> _Aim_: Count every line of these entries that holds the word "Target", and reply with the number only.

> _Records for this exercise_:
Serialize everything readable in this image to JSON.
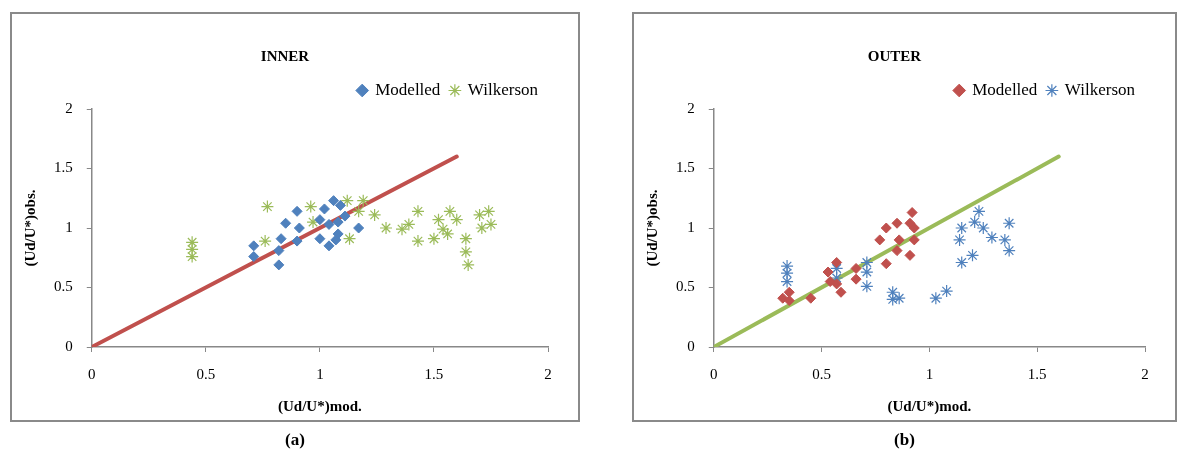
{
  "chart_data": [
    {
      "type": "scatter",
      "title": "INNER",
      "xlabel": "(Ud/U*)mod.",
      "ylabel": "(Ud/U*)obs.",
      "xlim": [
        0,
        2
      ],
      "ylim": [
        0,
        2
      ],
      "xticks": [
        0,
        0.5,
        1,
        1.5,
        2
      ],
      "yticks": [
        0,
        0.5,
        1,
        1.5,
        2
      ],
      "grid": false,
      "legend": "top right",
      "annotations": [
        "(a)"
      ],
      "series": [
        {
          "name": "Modelled",
          "color": "#4f81bd",
          "marker": "diamond",
          "x": [
            0.71,
            0.71,
            0.82,
            0.82,
            0.83,
            0.9,
            0.85,
            0.9,
            0.91,
            1.0,
            1.0,
            1.04,
            1.06,
            1.02,
            1.08,
            1.08,
            1.11,
            1.17,
            1.04,
            1.07,
            1.09
          ],
          "values": [
            0.85,
            0.76,
            0.69,
            0.81,
            0.91,
            0.89,
            1.04,
            1.14,
            1.0,
            1.07,
            0.91,
            0.85,
            1.23,
            1.16,
            1.05,
            0.95,
            1.1,
            1.0,
            1.03,
            0.9,
            1.19
          ]
        },
        {
          "name": "Wilkerson",
          "color": "#9bbb59",
          "marker": "cross",
          "x": [
            0.44,
            0.44,
            0.44,
            0.77,
            0.76,
            0.96,
            0.97,
            1.12,
            1.19,
            1.17,
            1.24,
            1.13,
            1.29,
            1.36,
            1.39,
            1.43,
            1.43,
            1.52,
            1.5,
            1.57,
            1.56,
            1.6,
            1.64,
            1.64,
            1.65,
            1.7,
            1.74,
            1.75,
            1.71,
            1.54
          ],
          "values": [
            0.88,
            0.76,
            0.82,
            1.18,
            0.89,
            1.18,
            1.05,
            1.23,
            1.23,
            1.14,
            1.11,
            0.91,
            1.0,
            0.99,
            1.03,
            1.14,
            0.89,
            1.07,
            0.91,
            1.14,
            0.95,
            1.07,
            0.91,
            0.8,
            0.69,
            1.11,
            1.14,
            1.03,
            1.0,
            0.99
          ]
        },
        {
          "type": "line",
          "color": "#c0504d",
          "marker": "none",
          "x": [
            0,
            1.6
          ],
          "values": [
            0,
            1.6
          ]
        }
      ]
    },
    {
      "type": "scatter",
      "title": "OUTER",
      "xlabel": "(Ud/U*)mod.",
      "ylabel": "(Ud/U*)obs.",
      "xlim": [
        0,
        2
      ],
      "ylim": [
        0,
        2
      ],
      "xticks": [
        0,
        0.5,
        1,
        1.5,
        2
      ],
      "yticks": [
        0,
        0.5,
        1,
        1.5,
        2
      ],
      "grid": false,
      "legend": "top right",
      "annotations": [
        "(b)"
      ],
      "series": [
        {
          "name": "Modelled",
          "color": "#c0504d",
          "marker": "diamond",
          "x": [
            0.32,
            0.35,
            0.35,
            0.45,
            0.53,
            0.54,
            0.57,
            0.59,
            0.57,
            0.66,
            0.66,
            0.77,
            0.8,
            0.8,
            0.85,
            0.86,
            0.85,
            0.91,
            0.91,
            0.92,
            0.93,
            0.93
          ],
          "values": [
            0.41,
            0.46,
            0.39,
            0.41,
            0.63,
            0.55,
            0.71,
            0.46,
            0.53,
            0.66,
            0.57,
            0.9,
            1.0,
            0.7,
            1.04,
            0.9,
            0.81,
            0.77,
            1.04,
            1.13,
            1.0,
            0.9
          ]
        },
        {
          "name": "Wilkerson",
          "color": "#4f81bd",
          "marker": "cross",
          "x": [
            0.34,
            0.34,
            0.34,
            0.57,
            0.57,
            0.71,
            0.71,
            0.71,
            0.83,
            0.83,
            0.86,
            1.03,
            1.08,
            1.15,
            1.14,
            1.15,
            1.2,
            1.21,
            1.23,
            1.25,
            1.29,
            1.35,
            1.37,
            1.37
          ],
          "values": [
            0.68,
            0.62,
            0.55,
            0.66,
            0.58,
            0.71,
            0.63,
            0.51,
            0.46,
            0.4,
            0.41,
            0.41,
            0.47,
            1.0,
            0.9,
            0.71,
            0.77,
            1.05,
            1.14,
            1.0,
            0.92,
            0.9,
            1.04,
            0.81
          ]
        },
        {
          "type": "line",
          "color": "#9bbb59",
          "marker": "none",
          "x": [
            0,
            1.6
          ],
          "values": [
            0,
            1.6
          ]
        }
      ]
    }
  ]
}
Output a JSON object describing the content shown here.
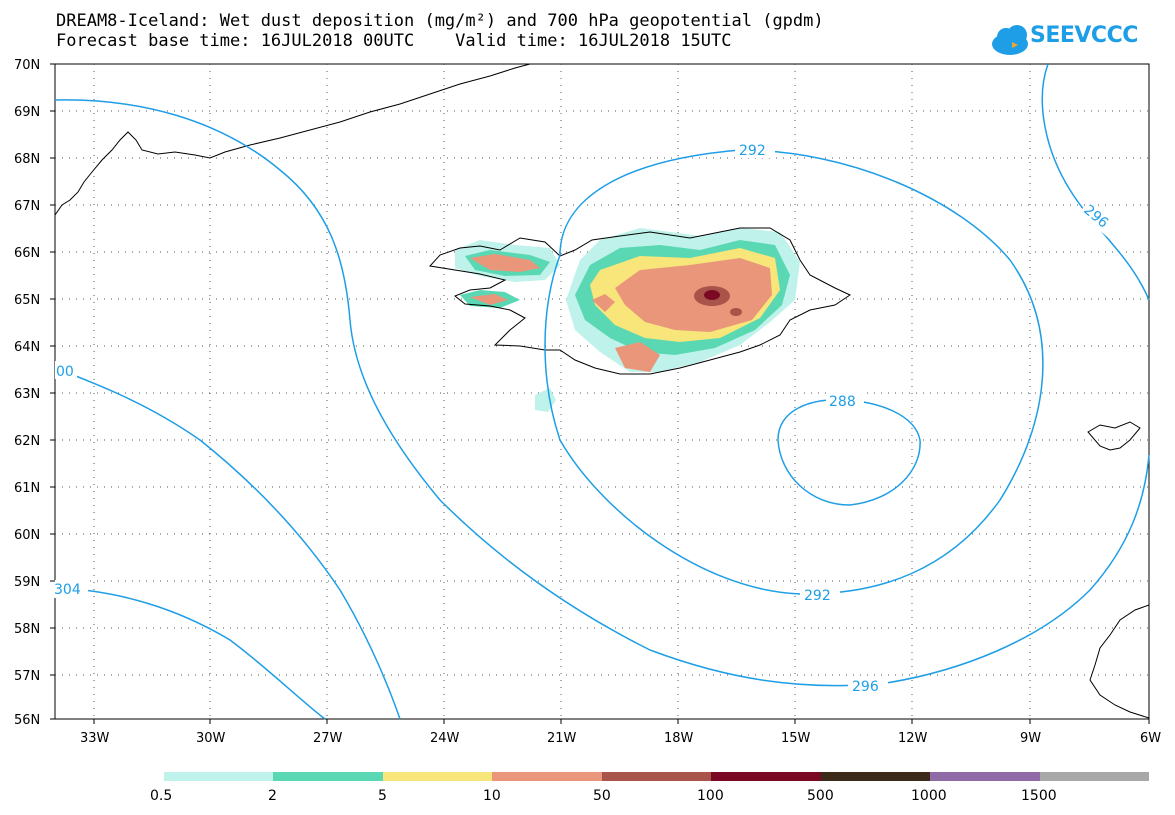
{
  "header": {
    "title_line1": "DREAM8-Iceland: Wet dust deposition (mg/m²) and 700 hPa geopotential (gpdm)",
    "title_line2": "Forecast base time: 16JUL2018 00UTC    Valid time: 16JUL2018 15UTC",
    "logo_text": "SEEVCCC"
  },
  "map": {
    "lat_labels": [
      "70N",
      "69N",
      "68N",
      "67N",
      "66N",
      "65N",
      "64N",
      "63N",
      "62N",
      "61N",
      "60N",
      "59N",
      "58N",
      "57N",
      "56N"
    ],
    "lon_labels": [
      "33W",
      "30W",
      "27W",
      "24W",
      "21W",
      "18W",
      "15W",
      "12W",
      "9W",
      "6W"
    ],
    "contour_color": "#1e9ee6",
    "contour_labels": [
      "292",
      "296",
      "288",
      "292",
      "296",
      "00",
      "304"
    ]
  },
  "legend": {
    "thresholds": [
      "0.5",
      "2",
      "5",
      "10",
      "50",
      "100",
      "500",
      "1000",
      "1500"
    ],
    "colors": [
      "#bff2ea",
      "#5ad8b4",
      "#f8e67a",
      "#e9967a",
      "#a9544a",
      "#7a0a24",
      "#3b2a1a",
      "#8f6aa6",
      "#a8a8a8"
    ]
  }
}
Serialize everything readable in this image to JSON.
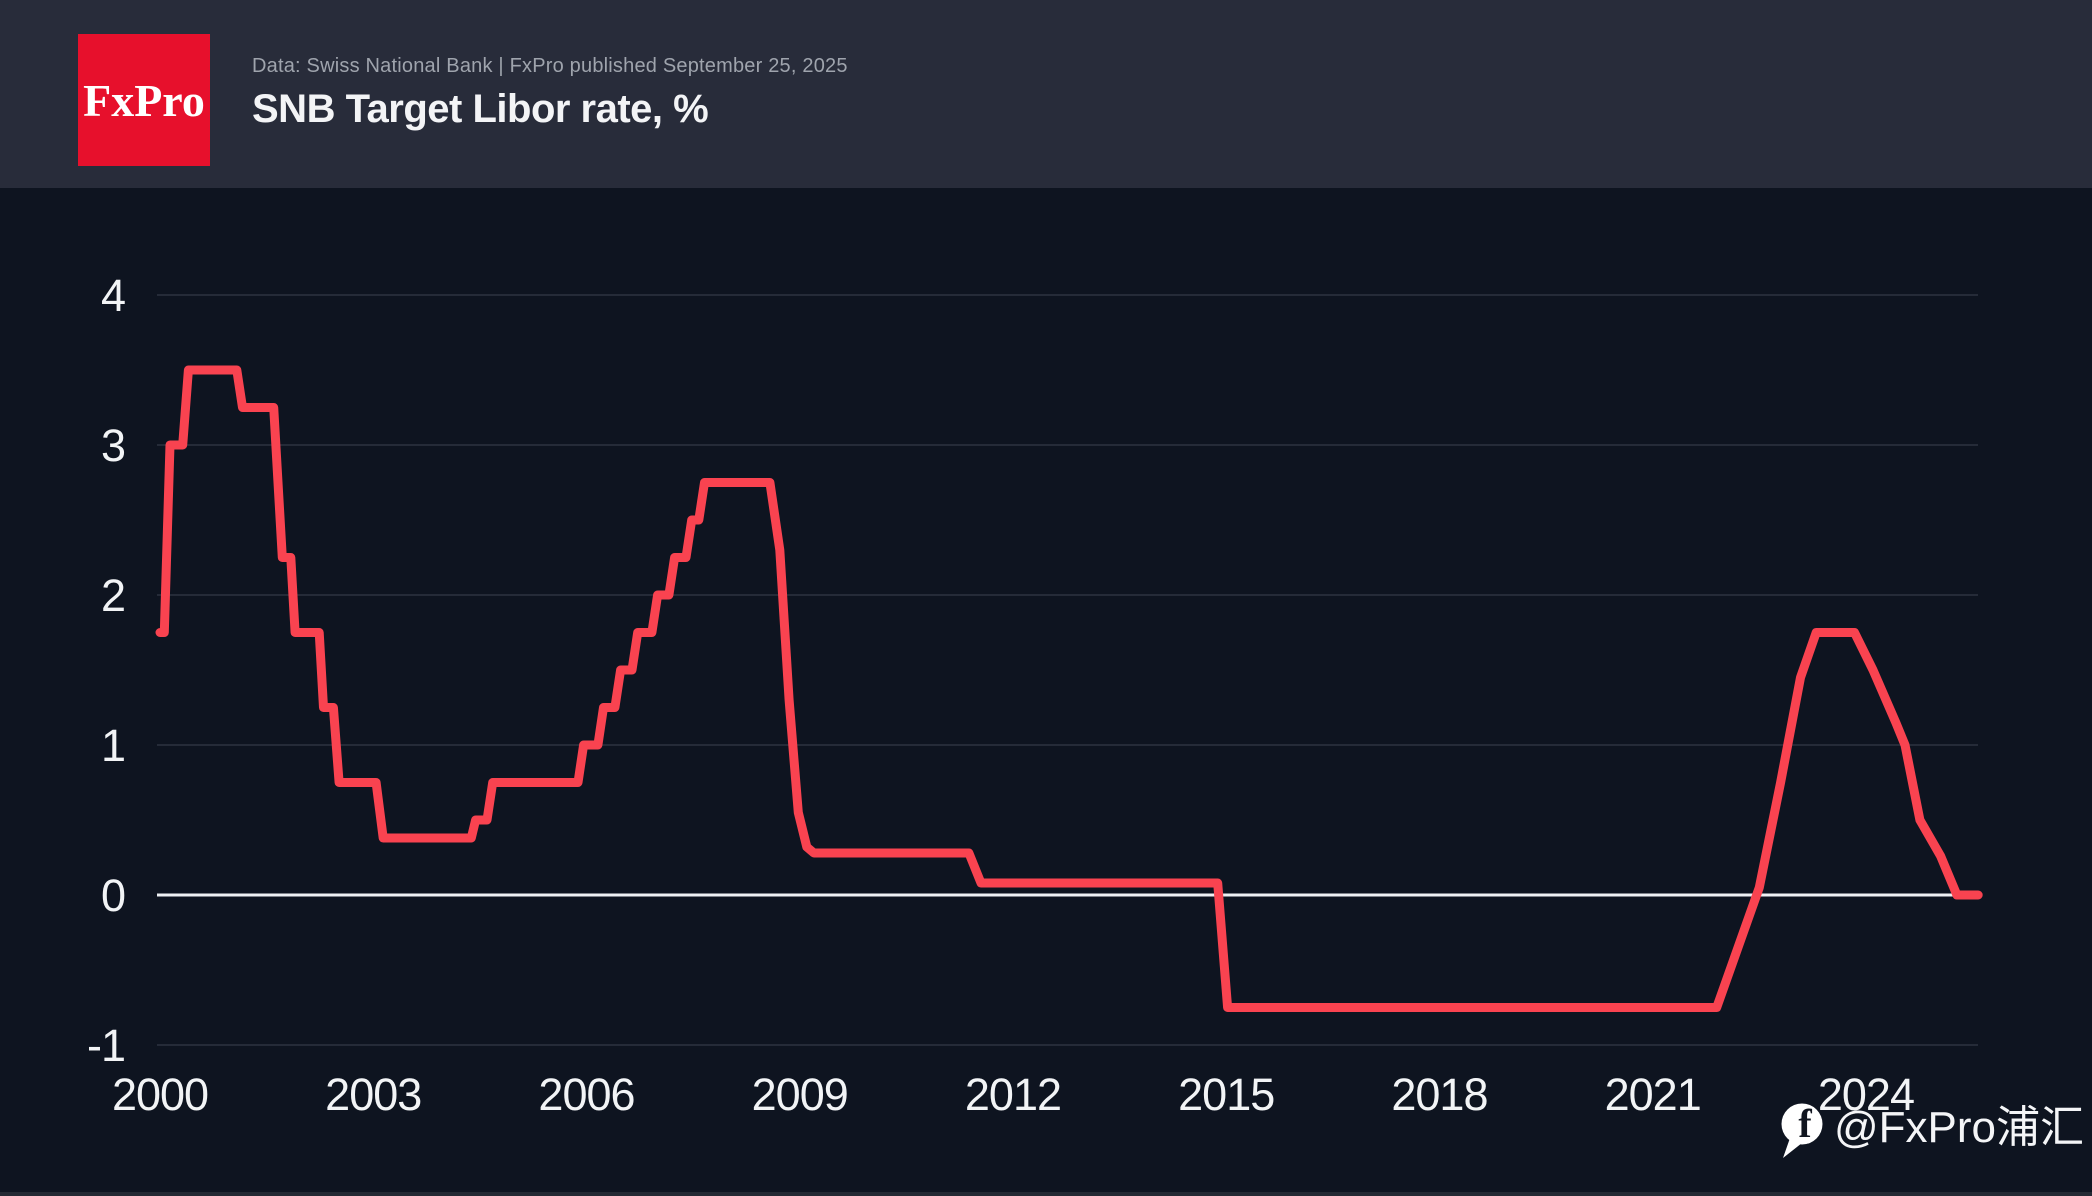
{
  "header": {
    "logo_text": "FxPro",
    "subtitle": "Data: Swiss National Bank | FxPro published September 25, 2025",
    "title": "SNB Target Libor rate, %"
  },
  "watermark": {
    "icon": "facebook-f-icon",
    "handle": "@FxPro浦汇"
  },
  "colors": {
    "page_bg": "#0e1420",
    "header_bg": "#282c3a",
    "logo_red": "#e7102c",
    "line_red": "#f94350",
    "grid": "#252b38",
    "zero_line": "#eef1f4",
    "text_primary": "#f2f4f6",
    "text_muted": "#9fa4ad"
  },
  "chart_data": {
    "type": "line",
    "title": "SNB Target Libor rate, %",
    "xlabel": "",
    "ylabel": "",
    "x_ticks": [
      2000,
      2003,
      2006,
      2009,
      2012,
      2015,
      2018,
      2021,
      2024
    ],
    "y_ticks": [
      4,
      3,
      2,
      1,
      0,
      -1
    ],
    "x_range": [
      2000,
      2025.62
    ],
    "y_range": [
      -1,
      4
    ],
    "grid": "horizontal-only",
    "zero_line_highlighted": true,
    "legend_position": "none",
    "series": [
      {
        "name": "SNB Target Libor rate, %",
        "color": "#f94350",
        "points": [
          [
            2000.0,
            1.75
          ],
          [
            2000.06,
            1.75
          ],
          [
            2000.14,
            3.0
          ],
          [
            2000.32,
            3.0
          ],
          [
            2000.4,
            3.5
          ],
          [
            2001.08,
            3.5
          ],
          [
            2001.16,
            3.25
          ],
          [
            2001.6,
            3.25
          ],
          [
            2001.72,
            2.25
          ],
          [
            2001.84,
            2.25
          ],
          [
            2001.9,
            1.75
          ],
          [
            2002.24,
            1.75
          ],
          [
            2002.3,
            1.25
          ],
          [
            2002.44,
            1.25
          ],
          [
            2002.52,
            0.75
          ],
          [
            2003.04,
            0.75
          ],
          [
            2003.14,
            0.38
          ],
          [
            2004.38,
            0.38
          ],
          [
            2004.44,
            0.5
          ],
          [
            2004.6,
            0.5
          ],
          [
            2004.68,
            0.75
          ],
          [
            2005.88,
            0.75
          ],
          [
            2005.96,
            1.0
          ],
          [
            2006.16,
            1.0
          ],
          [
            2006.24,
            1.25
          ],
          [
            2006.4,
            1.25
          ],
          [
            2006.48,
            1.5
          ],
          [
            2006.64,
            1.5
          ],
          [
            2006.72,
            1.75
          ],
          [
            2006.92,
            1.75
          ],
          [
            2007.0,
            2.0
          ],
          [
            2007.16,
            2.0
          ],
          [
            2007.24,
            2.25
          ],
          [
            2007.4,
            2.25
          ],
          [
            2007.48,
            2.5
          ],
          [
            2007.58,
            2.5
          ],
          [
            2007.66,
            2.75
          ],
          [
            2008.58,
            2.75
          ],
          [
            2008.72,
            2.3
          ],
          [
            2008.85,
            1.3
          ],
          [
            2008.98,
            0.55
          ],
          [
            2009.1,
            0.32
          ],
          [
            2009.2,
            0.28
          ],
          [
            2011.38,
            0.28
          ],
          [
            2011.55,
            0.08
          ],
          [
            2014.88,
            0.08
          ],
          [
            2015.02,
            -0.75
          ],
          [
            2021.9,
            -0.75
          ],
          [
            2022.2,
            -0.35
          ],
          [
            2022.5,
            0.05
          ],
          [
            2022.8,
            0.75
          ],
          [
            2023.08,
            1.45
          ],
          [
            2023.3,
            1.75
          ],
          [
            2023.84,
            1.75
          ],
          [
            2024.1,
            1.5
          ],
          [
            2024.42,
            1.15
          ],
          [
            2024.55,
            1.0
          ],
          [
            2024.76,
            0.5
          ],
          [
            2025.05,
            0.26
          ],
          [
            2025.28,
            0.0
          ],
          [
            2025.58,
            0.0
          ]
        ]
      }
    ]
  }
}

> _Exercise response_: 3